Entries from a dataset
================================
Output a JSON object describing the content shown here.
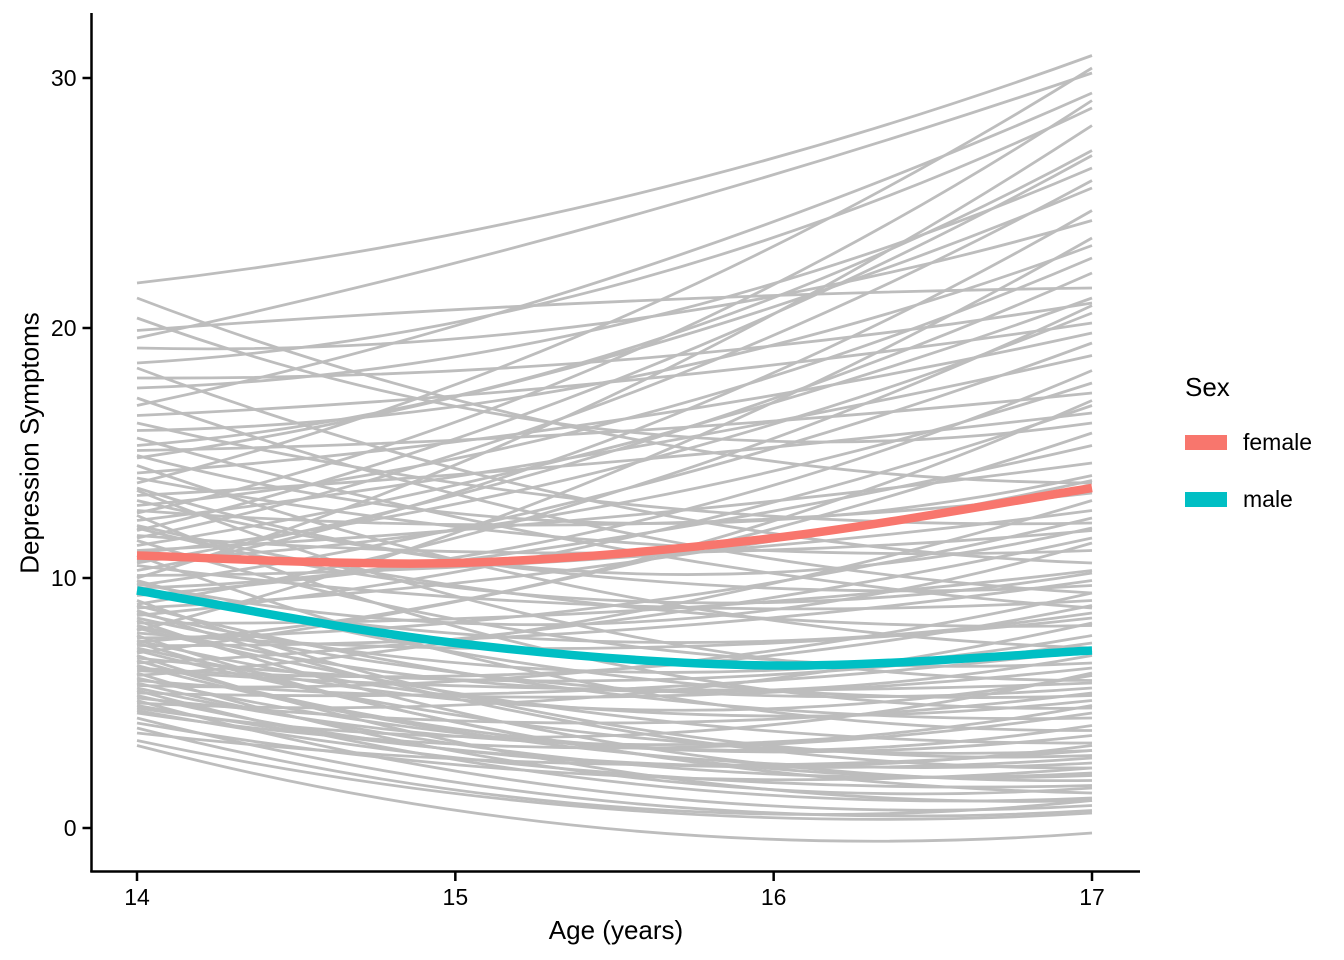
{
  "chart_data": {
    "type": "line",
    "title": "",
    "xlabel": "Age (years)",
    "ylabel": "Depression Symptoms",
    "x_ticks": [
      14,
      15,
      16,
      17
    ],
    "y_ticks": [
      0,
      10,
      20,
      30
    ],
    "xlim": [
      13.85,
      17.15
    ],
    "ylim": [
      -1.8,
      32.6
    ],
    "grid": false,
    "legend": {
      "title": "Sex",
      "position": "right",
      "entries": [
        {
          "label": "female",
          "color": "#F8766D"
        },
        {
          "label": "male",
          "color": "#00BFC4"
        }
      ]
    },
    "x": [
      14,
      15,
      16,
      17
    ],
    "series": [
      {
        "name": "female",
        "color": "#F8766D",
        "width": 8.5,
        "values": [
          10.9,
          10.6,
          11.6,
          13.6
        ]
      },
      {
        "name": "male",
        "color": "#00BFC4",
        "width": 8.5,
        "values": [
          9.5,
          7.4,
          6.5,
          7.1
        ]
      }
    ],
    "individual_trajectories": {
      "description": "one gray quadratic trajectory per subject",
      "color": "#BDBDBD",
      "width": 2.8,
      "format": [
        "value_at_age_14",
        "value_at_age_17",
        "midpoint_bow"
      ],
      "lines": [
        [
          21.8,
          30.9,
          -1.2
        ],
        [
          21.2,
          13.8,
          -1.8
        ],
        [
          19.6,
          30.2,
          -0.6
        ],
        [
          19.2,
          24.3,
          -1.5
        ],
        [
          18.6,
          28.8,
          -2.0
        ],
        [
          18.4,
          10.6,
          -1.6
        ],
        [
          18.0,
          21.0,
          -0.8
        ],
        [
          17.6,
          26.4,
          -1.9
        ],
        [
          17.2,
          9.4,
          -1.4
        ],
        [
          16.9,
          29.4,
          -1.1
        ],
        [
          16.5,
          20.2,
          -0.5
        ],
        [
          16.2,
          12.2,
          -1.2
        ],
        [
          15.9,
          23.3,
          -1.7
        ],
        [
          15.6,
          8.8,
          -1.0
        ],
        [
          15.3,
          27.1,
          -2.2
        ],
        [
          15.1,
          17.4,
          -0.4
        ],
        [
          20.4,
          16.2,
          -2.4
        ],
        [
          19.9,
          21.6,
          0.3
        ],
        [
          14.8,
          25.6,
          -1.3
        ],
        [
          14.5,
          7.2,
          -1.5
        ],
        [
          14.2,
          19.8,
          -0.7
        ],
        [
          14.0,
          11.1,
          -1.1
        ],
        [
          13.8,
          30.4,
          -1.8
        ],
        [
          13.5,
          5.9,
          -1.9
        ],
        [
          13.3,
          16.6,
          -0.3
        ],
        [
          13.1,
          9.7,
          -1.4
        ],
        [
          12.9,
          22.8,
          -1.6
        ],
        [
          12.7,
          13.4,
          -0.9
        ],
        [
          12.5,
          4.8,
          -2.1
        ],
        [
          12.3,
          18.9,
          -0.5
        ],
        [
          12.1,
          8.1,
          -1.2
        ],
        [
          11.9,
          26.9,
          -1.5
        ],
        [
          11.7,
          11.9,
          -0.8
        ],
        [
          11.5,
          6.6,
          -1.7
        ],
        [
          11.3,
          21.2,
          -1.0
        ],
        [
          11.1,
          14.6,
          -0.4
        ],
        [
          10.9,
          3.9,
          -1.8
        ],
        [
          10.7,
          17.8,
          -1.3
        ],
        [
          10.5,
          9.1,
          -0.9
        ],
        [
          10.3,
          24.7,
          -1.9
        ],
        [
          10.1,
          12.7,
          -0.6
        ],
        [
          9.9,
          5.3,
          -1.5
        ],
        [
          9.7,
          19.4,
          -1.1
        ],
        [
          9.5,
          8.6,
          -1.6
        ],
        [
          9.3,
          15.3,
          -0.7
        ],
        [
          9.1,
          2.9,
          -1.9
        ],
        [
          14.9,
          14.1,
          -2.3
        ],
        [
          13.6,
          12.0,
          -2.6
        ],
        [
          12.0,
          10.2,
          -2.0
        ],
        [
          11.0,
          20.6,
          -1.4
        ],
        [
          10.0,
          28.1,
          -1.7
        ],
        [
          9.8,
          11.4,
          -2.4
        ],
        [
          8.9,
          4.4,
          -1.3
        ],
        [
          8.8,
          13.9,
          -0.8
        ],
        [
          8.7,
          2.4,
          -1.6
        ],
        [
          8.6,
          7.7,
          -1.9
        ],
        [
          8.5,
          16.9,
          -1.2
        ],
        [
          8.4,
          5.6,
          -1.4
        ],
        [
          8.3,
          1.9,
          -1.7
        ],
        [
          8.2,
          10.3,
          -0.6
        ],
        [
          8.1,
          6.9,
          -2.0
        ],
        [
          8.0,
          3.4,
          -1.2
        ],
        [
          7.9,
          23.6,
          -1.5
        ],
        [
          7.8,
          8.4,
          -0.9
        ],
        [
          7.7,
          2.1,
          -1.8
        ],
        [
          7.6,
          12.4,
          -1.1
        ],
        [
          7.5,
          5.1,
          -1.6
        ],
        [
          7.4,
          1.4,
          -1.3
        ],
        [
          7.3,
          9.9,
          -0.7
        ],
        [
          7.2,
          6.1,
          -1.9
        ],
        [
          7.1,
          3.1,
          -1.4
        ],
        [
          7.0,
          15.8,
          -1.0
        ],
        [
          6.9,
          1.1,
          -1.7
        ],
        [
          6.8,
          7.4,
          -1.2
        ],
        [
          6.7,
          4.1,
          -2.1
        ],
        [
          6.6,
          11.6,
          -0.8
        ],
        [
          6.5,
          2.6,
          -1.5
        ],
        [
          6.4,
          8.9,
          -1.3
        ],
        [
          6.3,
          5.8,
          -0.5
        ],
        [
          6.2,
          1.6,
          -1.8
        ],
        [
          6.1,
          13.1,
          -1.1
        ],
        [
          6.0,
          3.7,
          -1.6
        ],
        [
          5.9,
          6.4,
          -0.9
        ],
        [
          5.8,
          2.2,
          -1.4
        ],
        [
          5.7,
          9.4,
          -1.2
        ],
        [
          5.6,
          4.9,
          -1.9
        ],
        [
          5.5,
          1.2,
          -1.5
        ],
        [
          5.4,
          7.1,
          -0.7
        ],
        [
          5.3,
          3.3,
          -1.7
        ],
        [
          5.2,
          5.4,
          -1.1
        ],
        [
          5.1,
          0.9,
          -1.6
        ],
        [
          5.0,
          8.2,
          -1.3
        ],
        [
          4.9,
          2.8,
          -1.2
        ],
        [
          4.8,
          6.2,
          -1.8
        ],
        [
          4.7,
          1.7,
          -1.0
        ],
        [
          4.6,
          4.6,
          -1.4
        ],
        [
          4.4,
          0.7,
          -1.5
        ],
        [
          4.2,
          2.4,
          -1.2
        ],
        [
          4.0,
          1.1,
          -1.7
        ],
        [
          3.8,
          3.1,
          -0.9
        ],
        [
          3.5,
          0.6,
          -1.3
        ],
        [
          3.3,
          -0.2,
          -1.6
        ],
        [
          12.6,
          29.1,
          -2.1
        ],
        [
          11.6,
          25.9,
          -1.6
        ],
        [
          10.6,
          22.2,
          -1.3
        ],
        [
          9.6,
          18.3,
          -1.9
        ],
        [
          8.95,
          20.9,
          -1.5
        ],
        [
          7.45,
          17.1,
          -1.8
        ]
      ]
    }
  }
}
================================
Problem to solve — Write down every line of the data above that includes the string "color".

Worked solution —
          "color": "#F8766D"
          "color": "#00BFC4"
        "color": "#F8766D",
        "color": "#00BFC4",
      "color": "#BDBDBD",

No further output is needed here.